Exact reproduction of the data is required, with images excluded.

((

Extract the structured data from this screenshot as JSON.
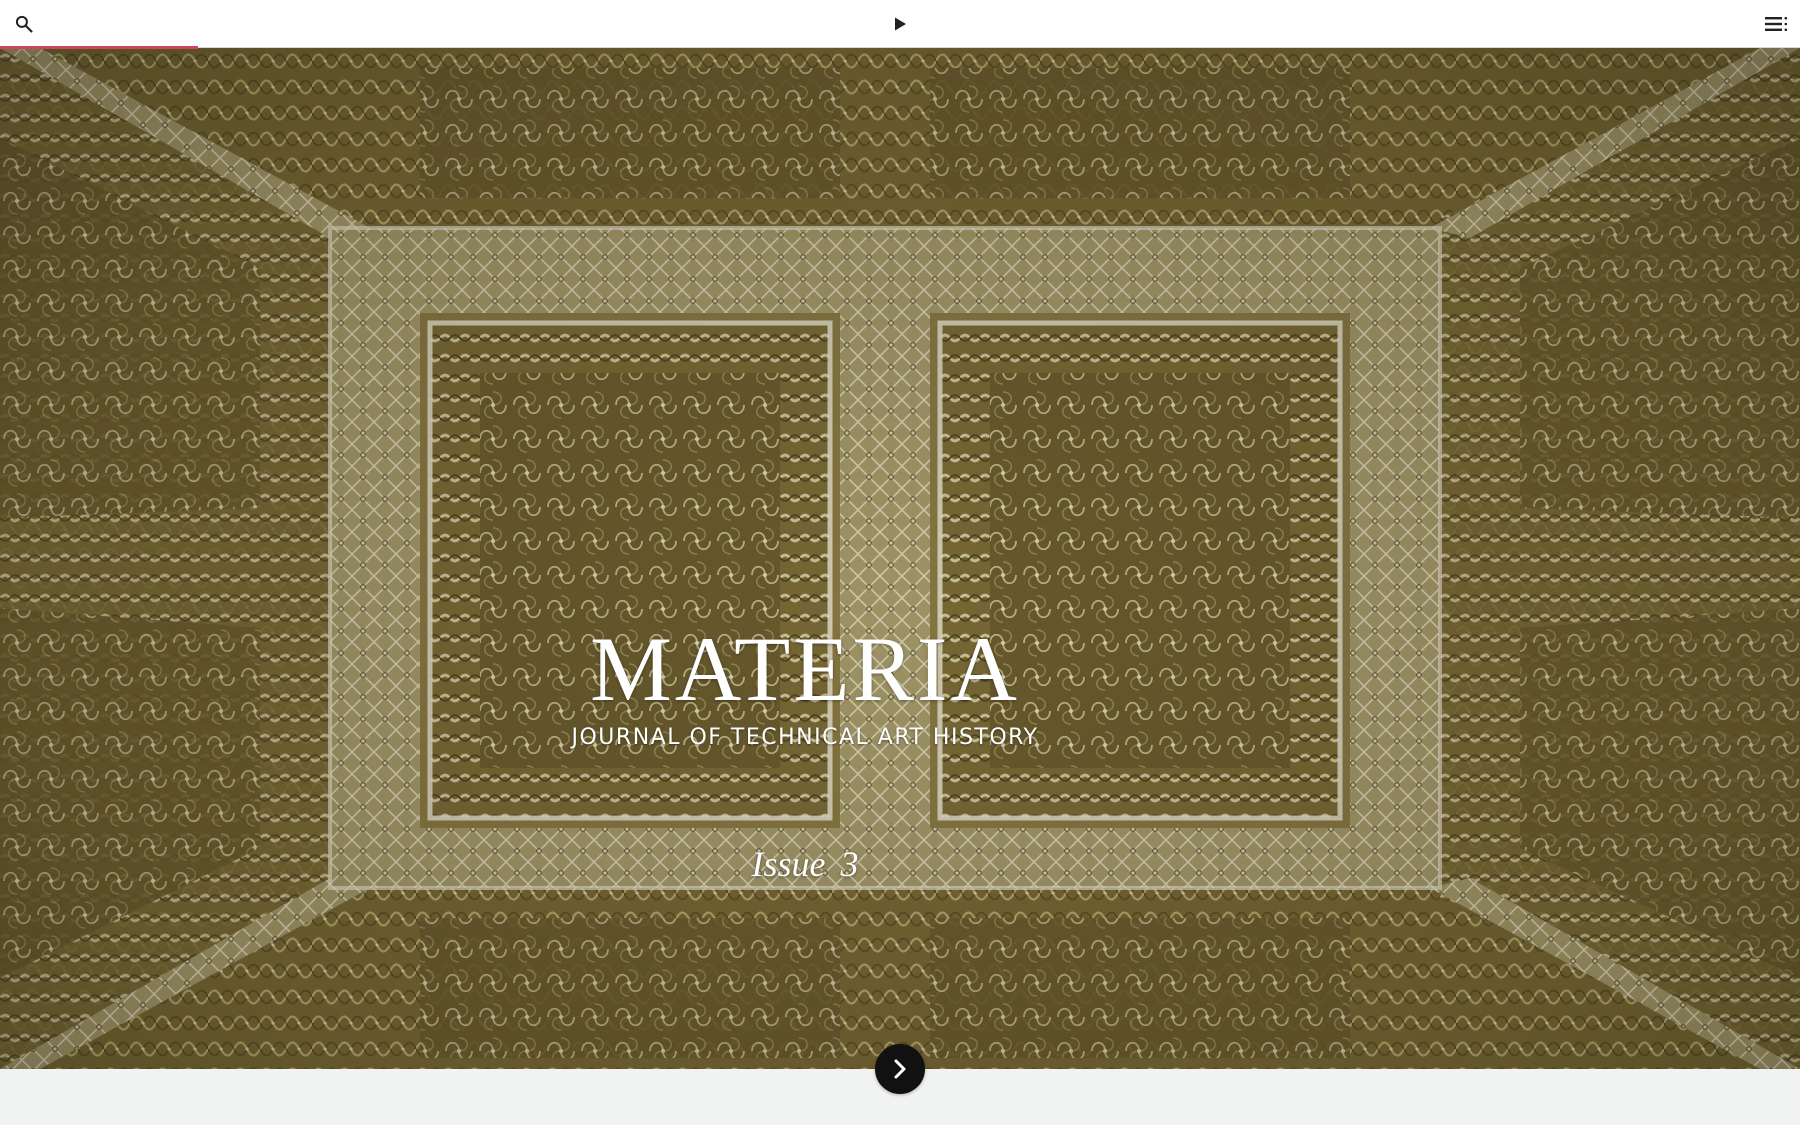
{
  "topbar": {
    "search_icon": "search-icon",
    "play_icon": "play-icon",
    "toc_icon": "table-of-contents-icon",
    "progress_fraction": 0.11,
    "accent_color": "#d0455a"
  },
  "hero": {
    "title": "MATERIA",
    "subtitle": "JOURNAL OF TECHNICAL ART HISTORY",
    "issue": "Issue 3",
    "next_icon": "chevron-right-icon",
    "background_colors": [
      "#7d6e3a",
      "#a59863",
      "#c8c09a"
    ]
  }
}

))

* [Complete response]:
Extract the structured data from this screenshot as JSON.
{
  "topbar": {
    "search_icon": "search-icon",
    "play_icon": "play-icon",
    "toc_icon": "table-of-contents-icon",
    "progress_fraction": 0.11,
    "accent_color": "#d0455a"
  },
  "hero": {
    "title": "MATERIA",
    "subtitle": "JOURNAL OF TECHNICAL ART HISTORY",
    "issue": "Issue 3",
    "next_icon": "chevron-right-icon",
    "background_colors": [
      "#7d6e3a",
      "#a59863",
      "#c8c09a"
    ]
  }
}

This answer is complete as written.